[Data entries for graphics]
================

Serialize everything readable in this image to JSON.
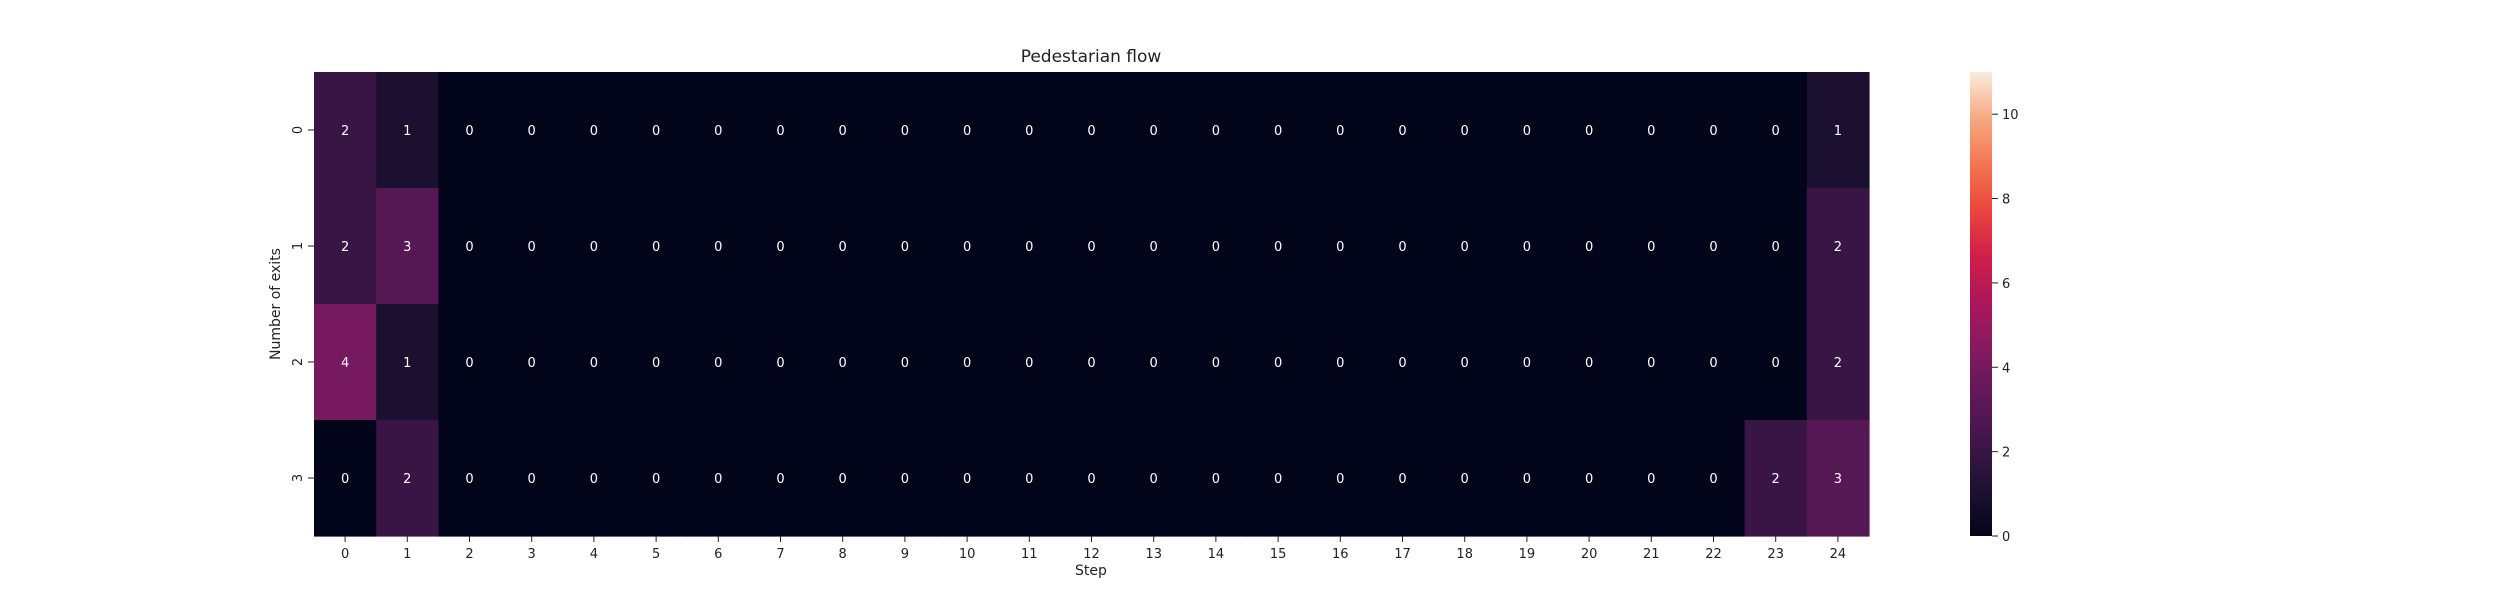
{
  "chart_data": {
    "type": "heatmap",
    "title": "Pedestarian flow",
    "xlabel": "Step",
    "ylabel": "Number of exits",
    "x_categories": [
      "0",
      "1",
      "2",
      "3",
      "4",
      "5",
      "6",
      "7",
      "8",
      "9",
      "10",
      "11",
      "12",
      "13",
      "14",
      "15",
      "16",
      "17",
      "18",
      "19",
      "20",
      "21",
      "22",
      "23",
      "24"
    ],
    "y_categories": [
      "0",
      "1",
      "2",
      "3"
    ],
    "values": [
      [
        2,
        1,
        0,
        0,
        0,
        0,
        0,
        0,
        0,
        0,
        0,
        0,
        0,
        0,
        0,
        0,
        0,
        0,
        0,
        0,
        0,
        0,
        0,
        0,
        1
      ],
      [
        2,
        3,
        0,
        0,
        0,
        0,
        0,
        0,
        0,
        0,
        0,
        0,
        0,
        0,
        0,
        0,
        0,
        0,
        0,
        0,
        0,
        0,
        0,
        0,
        2
      ],
      [
        4,
        1,
        0,
        0,
        0,
        0,
        0,
        0,
        0,
        0,
        0,
        0,
        0,
        0,
        0,
        0,
        0,
        0,
        0,
        0,
        0,
        0,
        0,
        0,
        2
      ],
      [
        0,
        2,
        0,
        0,
        0,
        0,
        0,
        0,
        0,
        0,
        0,
        0,
        0,
        0,
        0,
        0,
        0,
        0,
        0,
        0,
        0,
        0,
        0,
        2,
        3
      ]
    ],
    "colorbar": {
      "vmin": 0,
      "vmax": 11,
      "ticks": [
        "0",
        "2",
        "4",
        "6",
        "8",
        "10"
      ],
      "colormap": "rocket"
    },
    "annotations": true,
    "grid": false,
    "colors": {
      "low": "#03051a",
      "high": "#faebdd",
      "annotation_light": "#ffffff"
    }
  }
}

================

Copy out all the records exactly, excluding pictures.

Exercise result —
Serialize everything readable in this image to JSON.
{
  "chart_data": {
    "type": "heatmap",
    "title": "Pedestarian flow",
    "xlabel": "Step",
    "ylabel": "Number of exits",
    "x_categories": [
      "0",
      "1",
      "2",
      "3",
      "4",
      "5",
      "6",
      "7",
      "8",
      "9",
      "10",
      "11",
      "12",
      "13",
      "14",
      "15",
      "16",
      "17",
      "18",
      "19",
      "20",
      "21",
      "22",
      "23",
      "24"
    ],
    "y_categories": [
      "0",
      "1",
      "2",
      "3"
    ],
    "values": [
      [
        2,
        1,
        0,
        0,
        0,
        0,
        0,
        0,
        0,
        0,
        0,
        0,
        0,
        0,
        0,
        0,
        0,
        0,
        0,
        0,
        0,
        0,
        0,
        0,
        1
      ],
      [
        2,
        3,
        0,
        0,
        0,
        0,
        0,
        0,
        0,
        0,
        0,
        0,
        0,
        0,
        0,
        0,
        0,
        0,
        0,
        0,
        0,
        0,
        0,
        0,
        2
      ],
      [
        4,
        1,
        0,
        0,
        0,
        0,
        0,
        0,
        0,
        0,
        0,
        0,
        0,
        0,
        0,
        0,
        0,
        0,
        0,
        0,
        0,
        0,
        0,
        0,
        2
      ],
      [
        0,
        2,
        0,
        0,
        0,
        0,
        0,
        0,
        0,
        0,
        0,
        0,
        0,
        0,
        0,
        0,
        0,
        0,
        0,
        0,
        0,
        0,
        0,
        2,
        3
      ]
    ],
    "colorbar": {
      "vmin": 0,
      "vmax": 11,
      "ticks": [
        "0",
        "2",
        "4",
        "6",
        "8",
        "10"
      ],
      "colormap": "rocket"
    },
    "annotations": true,
    "grid": false,
    "colors": {
      "low": "#03051a",
      "high": "#faebdd",
      "annotation_light": "#ffffff"
    }
  }
}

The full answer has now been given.